— begin INFORMATION SUPPLIED —

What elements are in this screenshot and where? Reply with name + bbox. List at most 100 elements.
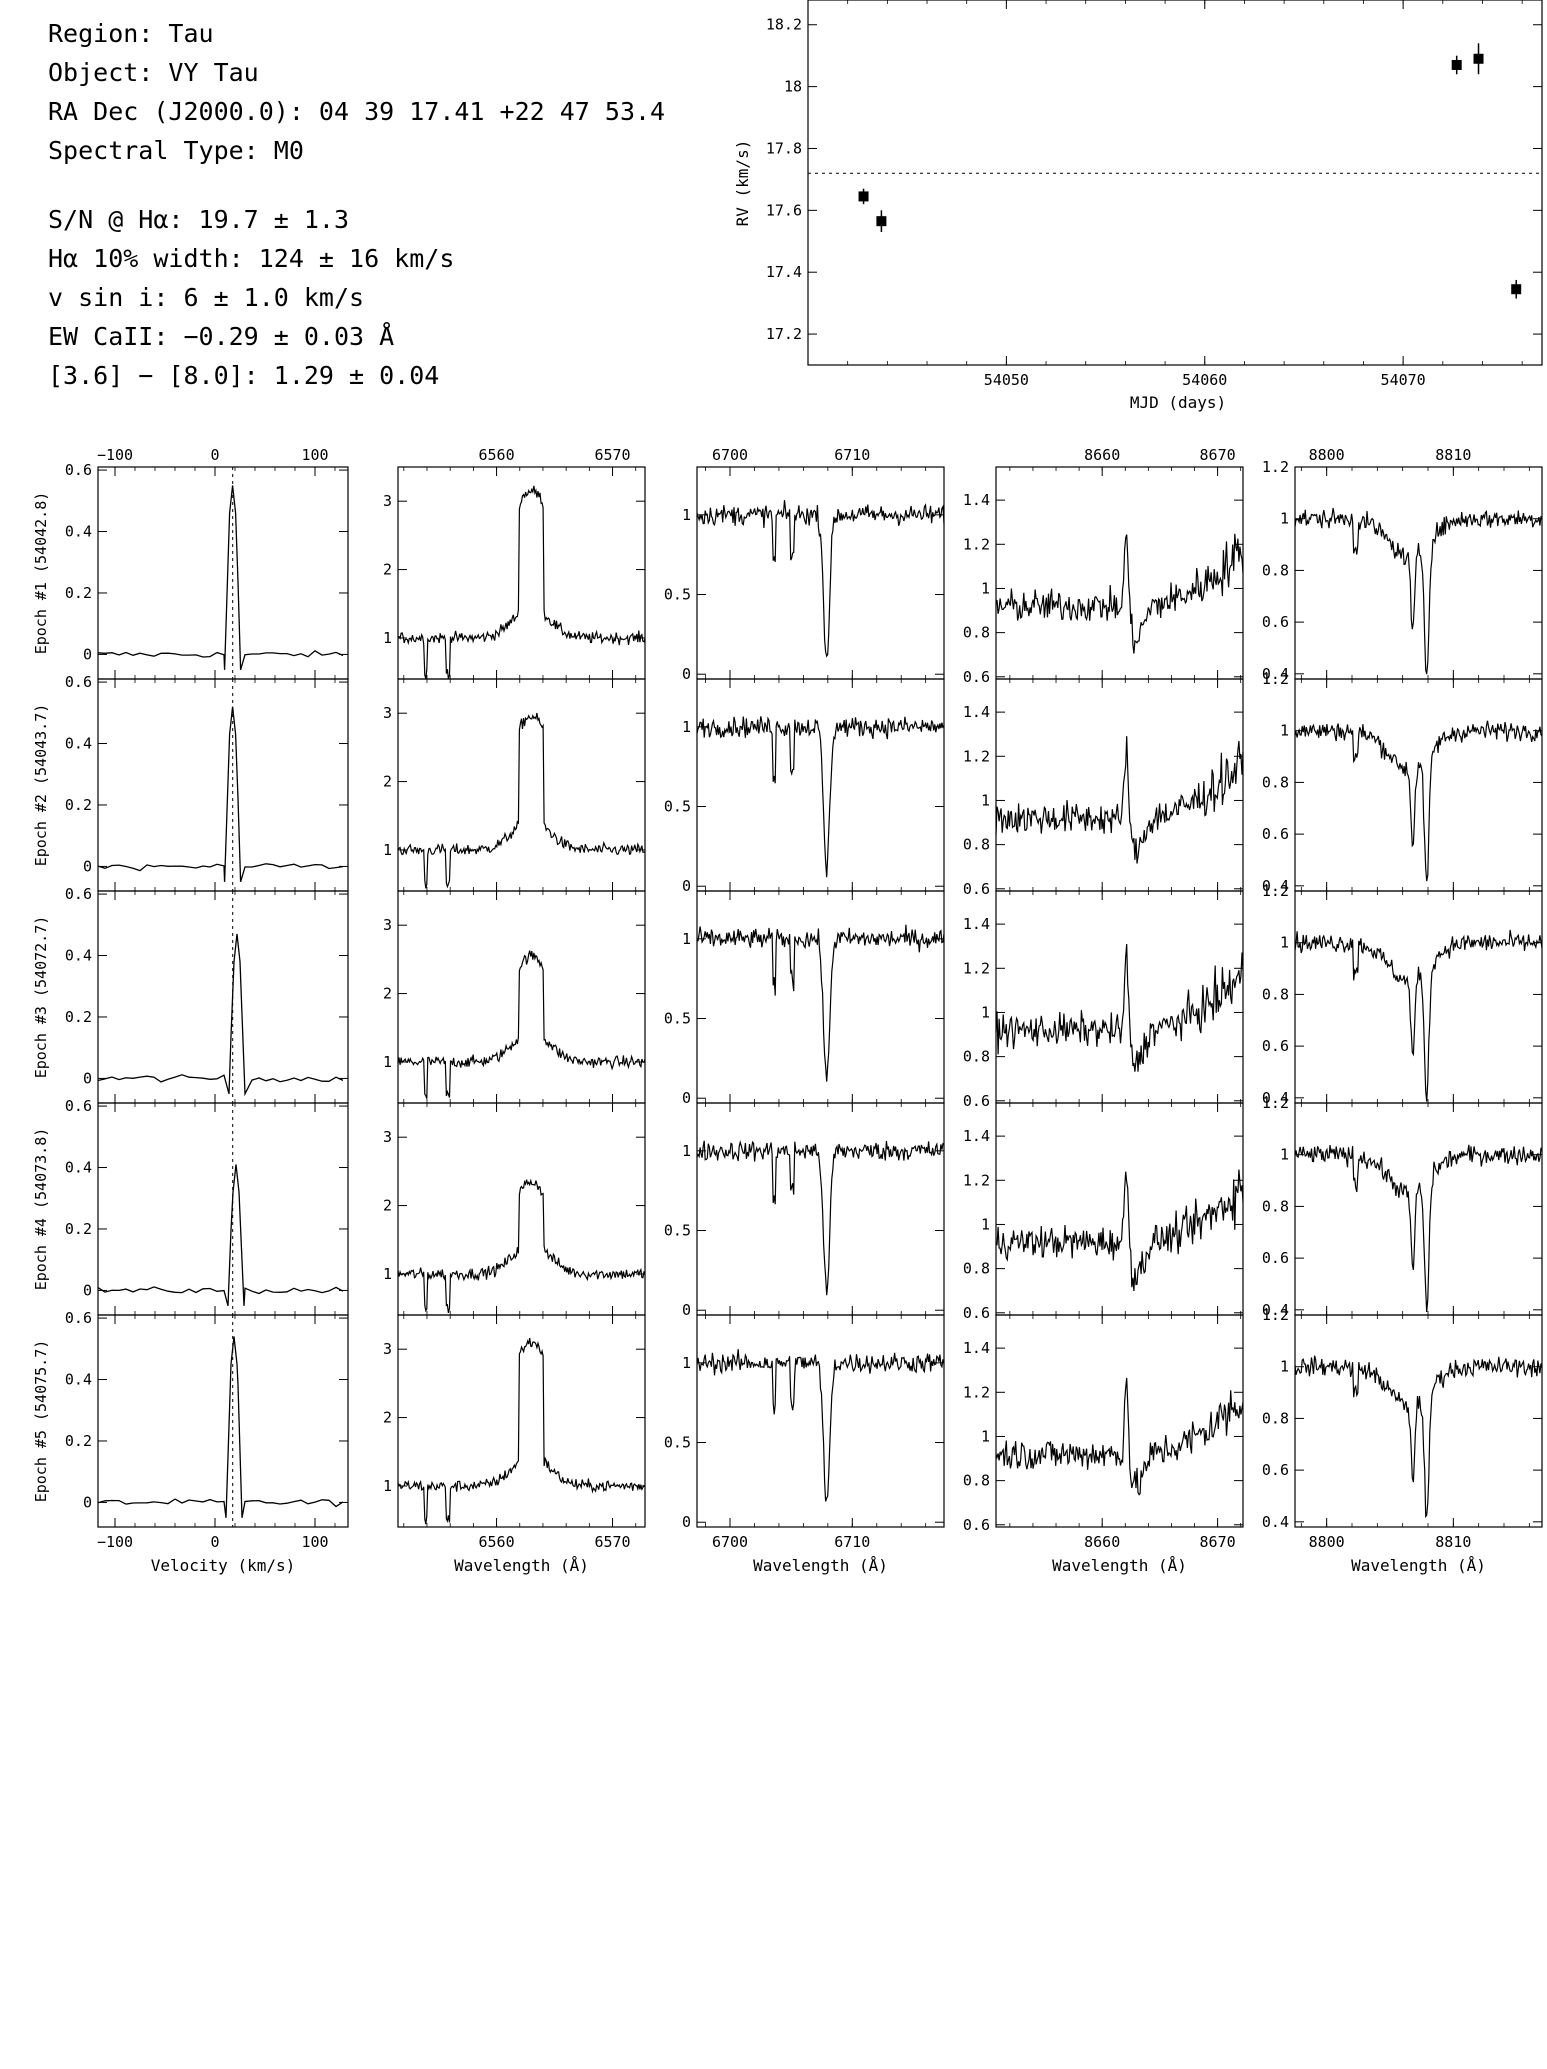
li-panel-5-ytick-label: 1 xyxy=(682,1354,691,1372)
halpha-panel-4-frame xyxy=(397,1102,646,1316)
ca1-spectrum-epoch-4 xyxy=(995,1169,1244,1292)
ca2-panel-2-ytick-label: 0.6 xyxy=(1262,825,1289,843)
ca2-panel-1-ytick-label: 0.4 xyxy=(1262,665,1289,683)
ccf-curve-epoch-1 xyxy=(97,485,344,670)
radec-text: RA Dec (J2000.0): 04 39 17.41 +22 47 53.… xyxy=(48,97,666,126)
ca2-panel-3-ytick-label: 0.6 xyxy=(1262,1037,1289,1055)
ca2-panel-3-ytick-label: 1 xyxy=(1280,934,1289,952)
ca2-panel-1-ytick-label: 0.8 xyxy=(1262,561,1289,579)
li-panel-1-xtick-label-top: 6710 xyxy=(834,446,870,464)
ca2-panel-1-ytick-label: 0.6 xyxy=(1262,613,1289,631)
ca2-panel-2-ytick-label: 0.4 xyxy=(1262,877,1289,895)
ccf-panel-4-frame xyxy=(97,1102,349,1316)
li-spectrum-epoch-5 xyxy=(696,1349,945,1502)
ccf-panel-2-frame xyxy=(97,678,349,892)
ccf-panel-5-xtick-label: −100 xyxy=(97,1533,133,1551)
rv-point xyxy=(1451,59,1462,70)
li-xlabel: Wavelength (Å) xyxy=(753,1556,888,1575)
rv-ytick-label: 18 xyxy=(784,78,802,96)
ca1-panel-2-ytick-label: 1 xyxy=(981,791,990,809)
ca2-panel-4-ytick-label: 1 xyxy=(1280,1146,1289,1164)
vsini-text: v sin i: 6 ± 1.0 km/s xyxy=(48,283,365,312)
ca2-panel-5-xtick-label: 8810 xyxy=(1435,1533,1471,1551)
halpha-spectrum-epoch-2 xyxy=(397,712,646,889)
ca2-panel-1-frame xyxy=(1294,466,1543,680)
ca1-panel-5-ytick-label: 0.8 xyxy=(963,1472,990,1490)
rv-xtick-label: 54050 xyxy=(984,371,1029,389)
ccf-panel-4-ytick-label: 0 xyxy=(83,1281,92,1299)
ca1-panel-3-ytick-label: 1 xyxy=(981,1003,990,1021)
ca1-panel-2-ytick-label: 1.4 xyxy=(963,703,990,721)
li-panel-2-ytick-label: 0 xyxy=(682,877,691,895)
ca1-panel-4-ytick-label: 1.4 xyxy=(963,1127,990,1145)
halpha-spectrum-epoch-5 xyxy=(397,1337,646,1525)
epoch-label-5: Epoch #5 (54075.7) xyxy=(32,1340,50,1503)
li-panel-5-xtick-label: 6710 xyxy=(834,1533,870,1551)
halpha-panel-3-ytick-label: 2 xyxy=(383,985,392,1003)
ca2-panel-4-ytick-label: 0.6 xyxy=(1262,1249,1289,1267)
li-panel-1-xtick-label-top: 6700 xyxy=(712,446,748,464)
ca1-panel-5-xtick-label: 8660 xyxy=(1084,1533,1120,1551)
ca1-panel-4-ytick-label: 1 xyxy=(981,1215,990,1233)
ha-width-text: Hα 10% width: 124 ± 16 km/s xyxy=(48,244,455,273)
ca1-panel-5-frame xyxy=(995,1314,1244,1528)
object-text: Object: VY Tau xyxy=(48,58,259,87)
halpha-panel-3-ytick-label: 1 xyxy=(383,1053,392,1071)
halpha-spectrum-epoch-3 xyxy=(397,950,646,1099)
ca2-panel-2-ytick-label: 0.8 xyxy=(1262,773,1289,791)
ca2-spectrum-epoch-5 xyxy=(1294,1355,1543,1519)
ca2-panel-2-frame xyxy=(1294,678,1543,892)
halpha-panel-1-xtick-label-top: 6560 xyxy=(479,446,515,464)
ccf-panel-5-xtick-label: 0 xyxy=(210,1533,219,1551)
halpha-xlabel: Wavelength (Å) xyxy=(454,1556,589,1575)
rv-point xyxy=(876,216,887,227)
ca2-panel-2-ytick-label: 1.2 xyxy=(1262,670,1289,688)
halpha-panel-5-frame xyxy=(397,1314,646,1528)
ca2-panel-1-ytick-label: 1.2 xyxy=(1262,458,1289,476)
ccf-panel-1-ytick-label: 0.2 xyxy=(65,584,92,602)
li-panel-5-xtick-label: 6700 xyxy=(712,1533,748,1551)
rv-ytick-label: 17.8 xyxy=(766,139,802,157)
ccf-panel-3-ytick-label: 0.4 xyxy=(65,947,92,965)
ca2-panel-5-xtick-label: 8800 xyxy=(1309,1533,1345,1551)
rv-ytick-label: 17.6 xyxy=(766,201,802,219)
ca1-panel-4-ytick-label: 0.6 xyxy=(963,1304,990,1322)
li-spectrum-epoch-3 xyxy=(696,924,945,1082)
ccf-panel-3-ytick-label: 0.2 xyxy=(65,1008,92,1026)
ca2-panel-5-ytick-label: 0.8 xyxy=(1262,1409,1289,1427)
ca1-panel-1-ytick-label: 0.6 xyxy=(963,668,990,686)
ca1-panel-5-ytick-label: 1.4 xyxy=(963,1339,990,1357)
ca2-panel-1-xtick-label-top: 8800 xyxy=(1309,446,1345,464)
halpha-panel-5-xtick-label: 6560 xyxy=(479,1533,515,1551)
halpha-panel-4-ytick-label: 1 xyxy=(383,1265,392,1283)
epoch-label-1: Epoch #1 (54042.8) xyxy=(32,492,50,655)
ca1-spectrum-epoch-3 xyxy=(995,944,1244,1072)
ccf-panel-2-ytick-label: 0.2 xyxy=(65,796,92,814)
ca1-panel-1-xtick-label-top: 8660 xyxy=(1084,446,1120,464)
ca1-panel-4-ytick-label: 0.8 xyxy=(963,1260,990,1278)
ccf-panel-5-ytick-label: 0.2 xyxy=(65,1432,92,1450)
ccf-panel-3-ytick-label: 0.6 xyxy=(65,885,92,903)
ca2-spectrum-epoch-3 xyxy=(1294,929,1543,1102)
halpha-panel-2-ytick-label: 2 xyxy=(383,773,392,791)
ca1-panel-3-ytick-label: 0.8 xyxy=(963,1048,990,1066)
li-panel-1-frame xyxy=(696,466,945,680)
li-panel-2-ytick-label: 1 xyxy=(682,718,691,736)
ca1-spectrum-epoch-5 xyxy=(995,1377,1244,1496)
ccf-panel-2-ytick-label: 0.6 xyxy=(65,673,92,691)
ccf-panel-5-xtick-label: 100 xyxy=(301,1533,328,1551)
li-spectrum-epoch-1 xyxy=(696,500,945,658)
ca1-panel-4-frame xyxy=(995,1102,1244,1316)
ca2-panel-5-ytick-label: 0.6 xyxy=(1262,1461,1289,1479)
ccf-panel-4-ytick-label: 0.6 xyxy=(65,1097,92,1115)
ca2-spectrum-epoch-1 xyxy=(1294,508,1543,675)
ca1-spectrum-epoch-2 xyxy=(995,736,1244,864)
ca2-spectrum-epoch-4 xyxy=(1294,1144,1543,1313)
ccf-panel-4-ytick-label: 0.4 xyxy=(65,1159,92,1177)
halpha-panel-2-ytick-label: 1 xyxy=(383,841,392,859)
halpha-panel-2-frame xyxy=(397,678,646,892)
ccf-panel-1-ytick-label: 0.6 xyxy=(65,461,92,479)
rv-xlabel: MJD (days) xyxy=(1130,393,1226,412)
rv-ylabel: RV (km/s) xyxy=(733,140,752,227)
halpha-spectrum-epoch-4 xyxy=(397,1178,646,1314)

— end INFORMATION SUPPLIED —

* [EXERCISE OBJECTIVE]: Repeat every line above verbatim, leaving out the picture.

* [TASK OUTPUT]:
What elements are in this screenshot and where? Reply with name + bbox. List at most 100 elements.
li-panel-5-ytick-label: 1 xyxy=(682,1354,691,1372)
halpha-panel-4-frame xyxy=(397,1102,646,1316)
ca1-spectrum-epoch-4 xyxy=(995,1169,1244,1292)
ca2-panel-2-ytick-label: 0.6 xyxy=(1262,825,1289,843)
ca2-panel-1-ytick-label: 0.4 xyxy=(1262,665,1289,683)
ccf-curve-epoch-1 xyxy=(97,485,344,670)
radec-text: RA Dec (J2000.0): 04 39 17.41 +22 47 53.… xyxy=(48,97,666,126)
ca2-panel-3-ytick-label: 0.6 xyxy=(1262,1037,1289,1055)
ca2-panel-3-ytick-label: 1 xyxy=(1280,934,1289,952)
ca2-panel-1-ytick-label: 0.8 xyxy=(1262,561,1289,579)
li-panel-1-xtick-label-top: 6710 xyxy=(834,446,870,464)
ca2-panel-1-ytick-label: 0.6 xyxy=(1262,613,1289,631)
ca2-panel-2-ytick-label: 0.4 xyxy=(1262,877,1289,895)
ccf-panel-4-frame xyxy=(97,1102,349,1316)
li-spectrum-epoch-5 xyxy=(696,1349,945,1502)
ccf-panel-2-frame xyxy=(97,678,349,892)
ccf-panel-5-xtick-label: −100 xyxy=(97,1533,133,1551)
rv-point xyxy=(1451,59,1462,70)
li-xlabel: Wavelength (Å) xyxy=(753,1556,888,1575)
rv-ytick-label: 18 xyxy=(784,78,802,96)
ca1-panel-2-ytick-label: 1 xyxy=(981,791,990,809)
ca2-panel-4-ytick-label: 1 xyxy=(1280,1146,1289,1164)
vsini-text: v sin i: 6 ± 1.0 km/s xyxy=(48,283,365,312)
ca2-panel-5-xtick-label: 8810 xyxy=(1435,1533,1471,1551)
halpha-spectrum-epoch-2 xyxy=(397,712,646,889)
ca2-panel-1-frame xyxy=(1294,466,1543,680)
ca1-panel-5-ytick-label: 0.8 xyxy=(963,1472,990,1490)
rv-xtick-label: 54050 xyxy=(984,371,1029,389)
ccf-panel-4-ytick-label: 0 xyxy=(83,1281,92,1299)
ca1-panel-3-ytick-label: 1 xyxy=(981,1003,990,1021)
ca1-panel-2-ytick-label: 1.4 xyxy=(963,703,990,721)
li-panel-2-ytick-label: 0 xyxy=(682,877,691,895)
ca1-panel-4-ytick-label: 1.4 xyxy=(963,1127,990,1145)
halpha-spectrum-epoch-5 xyxy=(397,1337,646,1525)
epoch-label-5: Epoch #5 (54075.7) xyxy=(32,1340,50,1503)
li-panel-5-xtick-label: 6710 xyxy=(834,1533,870,1551)
halpha-panel-3-ytick-label: 2 xyxy=(383,985,392,1003)
ca2-panel-4-ytick-label: 0.6 xyxy=(1262,1249,1289,1267)
li-panel-1-xtick-label-top: 6700 xyxy=(712,446,748,464)
ca1-panel-5-xtick-label: 8660 xyxy=(1084,1533,1120,1551)
ca1-panel-4-ytick-label: 1 xyxy=(981,1215,990,1233)
ha-width-text: Hα 10% width: 124 ± 16 km/s xyxy=(48,244,455,273)
ca1-panel-5-frame xyxy=(995,1314,1244,1528)
object-text: Object: VY Tau xyxy=(48,58,259,87)
halpha-panel-3-ytick-label: 1 xyxy=(383,1053,392,1071)
halpha-spectrum-epoch-3 xyxy=(397,950,646,1099)
ca2-panel-2-ytick-label: 0.8 xyxy=(1262,773,1289,791)
ca2-spectrum-epoch-5 xyxy=(1294,1355,1543,1519)
ca2-panel-2-frame xyxy=(1294,678,1543,892)
halpha-panel-1-xtick-label-top: 6560 xyxy=(479,446,515,464)
ccf-panel-5-xtick-label: 0 xyxy=(210,1533,219,1551)
halpha-xlabel: Wavelength (Å) xyxy=(454,1556,589,1575)
rv-point xyxy=(876,216,887,227)
ca2-panel-2-ytick-label: 1.2 xyxy=(1262,670,1289,688)
halpha-panel-5-frame xyxy=(397,1314,646,1528)
ca2-panel-1-ytick-label: 1.2 xyxy=(1262,458,1289,476)
ccf-panel-1-ytick-label: 0.2 xyxy=(65,584,92,602)
li-panel-5-xtick-label: 6700 xyxy=(712,1533,748,1551)
rv-ytick-label: 17.8 xyxy=(766,139,802,157)
ccf-panel-3-ytick-label: 0.4 xyxy=(65,947,92,965)
ca2-panel-5-xtick-label: 8800 xyxy=(1309,1533,1345,1551)
rv-ytick-label: 17.6 xyxy=(766,201,802,219)
ca1-panel-4-ytick-label: 0.6 xyxy=(963,1304,990,1322)
li-spectrum-epoch-3 xyxy=(696,924,945,1082)
ccf-panel-3-ytick-label: 0.2 xyxy=(65,1008,92,1026)
ca2-panel-5-ytick-label: 0.8 xyxy=(1262,1409,1289,1427)
ca1-panel-1-ytick-label: 0.6 xyxy=(963,668,990,686)
ca1-panel-5-ytick-label: 1.4 xyxy=(963,1339,990,1357)
ca2-panel-1-xtick-label-top: 8800 xyxy=(1309,446,1345,464)
halpha-panel-5-xtick-label: 6560 xyxy=(479,1533,515,1551)
halpha-panel-4-ytick-label: 1 xyxy=(383,1265,392,1283)
epoch-label-1: Epoch #1 (54042.8) xyxy=(32,492,50,655)
ca1-spectrum-epoch-3 xyxy=(995,944,1244,1072)
ccf-panel-2-ytick-label: 0.2 xyxy=(65,796,92,814)
ca1-panel-1-xtick-label-top: 8660 xyxy=(1084,446,1120,464)
ca1-panel-4-ytick-label: 0.8 xyxy=(963,1260,990,1278)
ccf-panel-5-ytick-label: 0.2 xyxy=(65,1432,92,1450)
ccf-panel-3-ytick-label: 0.6 xyxy=(65,885,92,903)
ca2-spectrum-epoch-3 xyxy=(1294,929,1543,1102)
halpha-panel-2-ytick-label: 2 xyxy=(383,773,392,791)
ca1-panel-3-ytick-label: 0.8 xyxy=(963,1048,990,1066)
li-panel-1-frame xyxy=(696,466,945,680)
li-panel-2-ytick-label: 1 xyxy=(682,718,691,736)
ca1-spectrum-epoch-5 xyxy=(995,1377,1244,1496)
ccf-panel-2-ytick-label: 0.6 xyxy=(65,673,92,691)
ccf-panel-5-xtick-label: 100 xyxy=(301,1533,328,1551)
li-spectrum-epoch-1 xyxy=(696,500,945,658)
ca1-panel-4-frame xyxy=(995,1102,1244,1316)
ca2-panel-5-ytick-label: 0.6 xyxy=(1262,1461,1289,1479)
ccf-panel-4-ytick-label: 0.6 xyxy=(65,1097,92,1115)
ca2-spectrum-epoch-1 xyxy=(1294,508,1543,675)
ca1-spectrum-epoch-2 xyxy=(995,736,1244,864)
ca2-spectrum-epoch-4 xyxy=(1294,1144,1543,1313)
ccf-panel-4-ytick-label: 0.4 xyxy=(65,1159,92,1177)
halpha-panel-2-ytick-label: 1 xyxy=(383,841,392,859)
halpha-panel-2-frame xyxy=(397,678,646,892)
ccf-panel-1-ytick-label: 0.6 xyxy=(65,461,92,479)
rv-xlabel: MJD (days) xyxy=(1130,393,1226,412)
rv-ylabel: RV (km/s) xyxy=(733,140,752,227)
halpha-spectrum-epoch-4 xyxy=(397,1178,646,1314)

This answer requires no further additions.